◆ Exercise aim ◆
Word for word, output every line of the material below, minus pictures.

◆ Information given ◆
----------

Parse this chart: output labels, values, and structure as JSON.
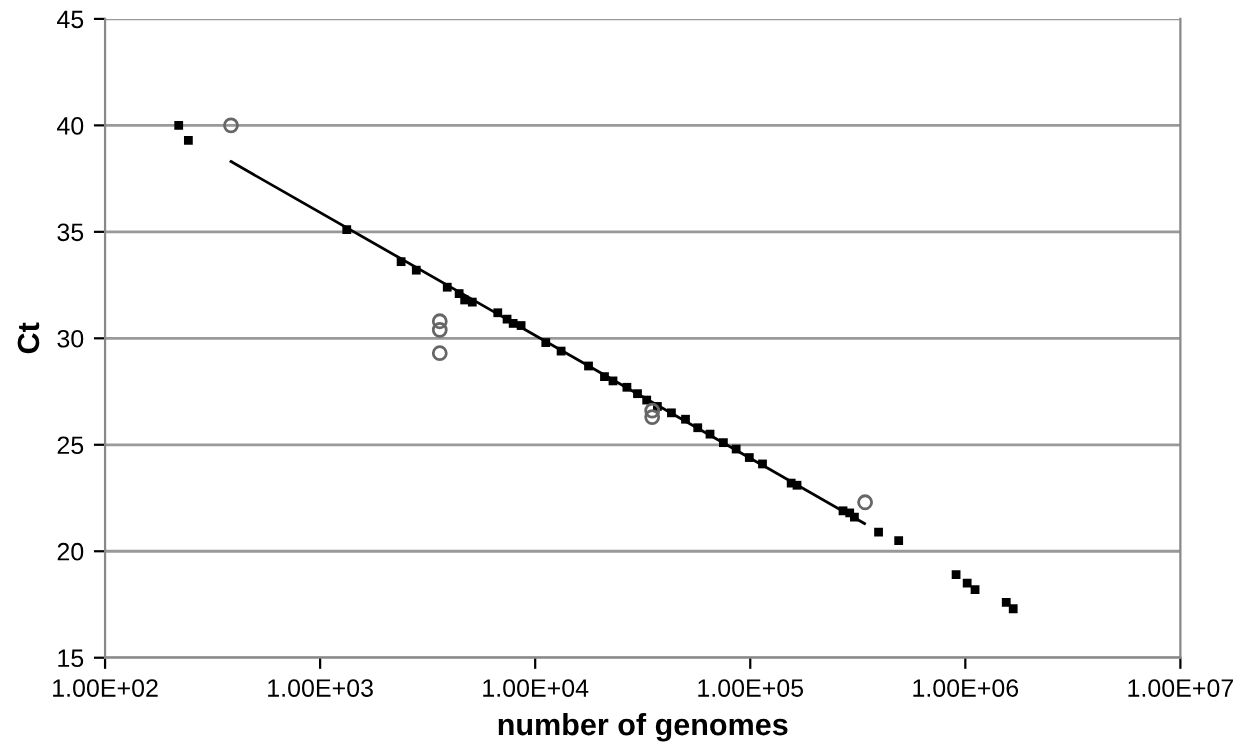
{
  "chart_data": {
    "type": "scatter",
    "xlabel": "number of genomes",
    "ylabel": "Ct",
    "log": "x",
    "grid": "y",
    "legend": false,
    "xlim": [
      100,
      10000000
    ],
    "ylim": [
      15,
      45
    ],
    "xticks": [
      {
        "value": 100,
        "label": "1.00E+02"
      },
      {
        "value": 1000,
        "label": "1.00E+03"
      },
      {
        "value": 10000,
        "label": "1.00E+04"
      },
      {
        "value": 100000,
        "label": "1.00E+05"
      },
      {
        "value": 1000000,
        "label": "1.00E+06"
      },
      {
        "value": 10000000,
        "label": "1.00E+07"
      }
    ],
    "yticks": [
      15,
      20,
      25,
      30,
      35,
      40,
      45
    ],
    "series": [
      {
        "marker": "square",
        "color": "#000000",
        "x": [
          220,
          244,
          1330,
          2380,
          2800,
          3900,
          4430,
          4700,
          5100,
          6700,
          7400,
          7900,
          8600,
          11200,
          13200,
          17700,
          21000,
          23000,
          26700,
          29900,
          33000,
          37000,
          43000,
          50000,
          57000,
          65000,
          75000,
          86000,
          99000,
          114000,
          155000,
          165000,
          270000,
          290000,
          305000,
          395000,
          490000,
          906000,
          1020000,
          1110000,
          1550000,
          1670000
        ],
        "values": [
          40,
          39.3,
          35.1,
          33.6,
          33.2,
          32.4,
          32.1,
          31.8,
          31.7,
          31.2,
          30.9,
          30.7,
          30.6,
          29.8,
          29.4,
          28.7,
          28.2,
          28.0,
          27.7,
          27.4,
          27.1,
          26.8,
          26.5,
          26.2,
          25.8,
          25.5,
          25.1,
          24.8,
          24.4,
          24.1,
          23.2,
          23.1,
          21.9,
          21.8,
          21.6,
          20.9,
          20.5,
          18.9,
          18.5,
          18.2,
          17.6,
          17.3
        ]
      },
      {
        "marker": "circle",
        "color": "#666666",
        "x": [
          385,
          3600,
          3600,
          3600,
          35000,
          35000,
          342000
        ],
        "values": [
          40,
          30.8,
          30.4,
          29.3,
          26.6,
          26.3,
          22.3
        ]
      },
      {
        "type": "line",
        "marker": "none",
        "line_style": "solid",
        "color": "#000000",
        "x": [
          385,
          340000
        ],
        "values": [
          38.3,
          21.3
        ]
      }
    ]
  }
}
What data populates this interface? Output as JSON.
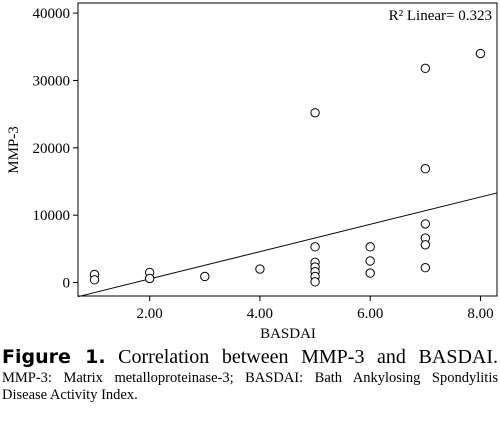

----------

◆ Solved problem ◆
Parse this chart: output labels, values, and structure as JSON.
{
  "chart_data": {
    "type": "scatter",
    "xlabel": "number of genomes",
    "ylabel": "Ct",
    "log": "x",
    "grid": "y",
    "legend": false,
    "xlim": [
      100,
      10000000
    ],
    "ylim": [
      15,
      45
    ],
    "xticks": [
      {
        "value": 100,
        "label": "1.00E+02"
      },
      {
        "value": 1000,
        "label": "1.00E+03"
      },
      {
        "value": 10000,
        "label": "1.00E+04"
      },
      {
        "value": 100000,
        "label": "1.00E+05"
      },
      {
        "value": 1000000,
        "label": "1.00E+06"
      },
      {
        "value": 10000000,
        "label": "1.00E+07"
      }
    ],
    "yticks": [
      15,
      20,
      25,
      30,
      35,
      40,
      45
    ],
    "series": [
      {
        "marker": "square",
        "color": "#000000",
        "x": [
          220,
          244,
          1330,
          2380,
          2800,
          3900,
          4430,
          4700,
          5100,
          6700,
          7400,
          7900,
          8600,
          11200,
          13200,
          17700,
          21000,
          23000,
          26700,
          29900,
          33000,
          37000,
          43000,
          50000,
          57000,
          65000,
          75000,
          86000,
          99000,
          114000,
          155000,
          165000,
          270000,
          290000,
          305000,
          395000,
          490000,
          906000,
          1020000,
          1110000,
          1550000,
          1670000
        ],
        "values": [
          40,
          39.3,
          35.1,
          33.6,
          33.2,
          32.4,
          32.1,
          31.8,
          31.7,
          31.2,
          30.9,
          30.7,
          30.6,
          29.8,
          29.4,
          28.7,
          28.2,
          28.0,
          27.7,
          27.4,
          27.1,
          26.8,
          26.5,
          26.2,
          25.8,
          25.5,
          25.1,
          24.8,
          24.4,
          24.1,
          23.2,
          23.1,
          21.9,
          21.8,
          21.6,
          20.9,
          20.5,
          18.9,
          18.5,
          18.2,
          17.6,
          17.3
        ]
      },
      {
        "marker": "circle",
        "color": "#666666",
        "x": [
          385,
          3600,
          3600,
          3600,
          35000,
          35000,
          342000
        ],
        "values": [
          40,
          30.8,
          30.4,
          29.3,
          26.6,
          26.3,
          22.3
        ]
      },
      {
        "type": "line",
        "marker": "none",
        "line_style": "solid",
        "color": "#000000",
        "x": [
          385,
          340000
        ],
        "values": [
          38.3,
          21.3
        ]
      }
    ]
  }
}
What data populates this interface? Output as JSON.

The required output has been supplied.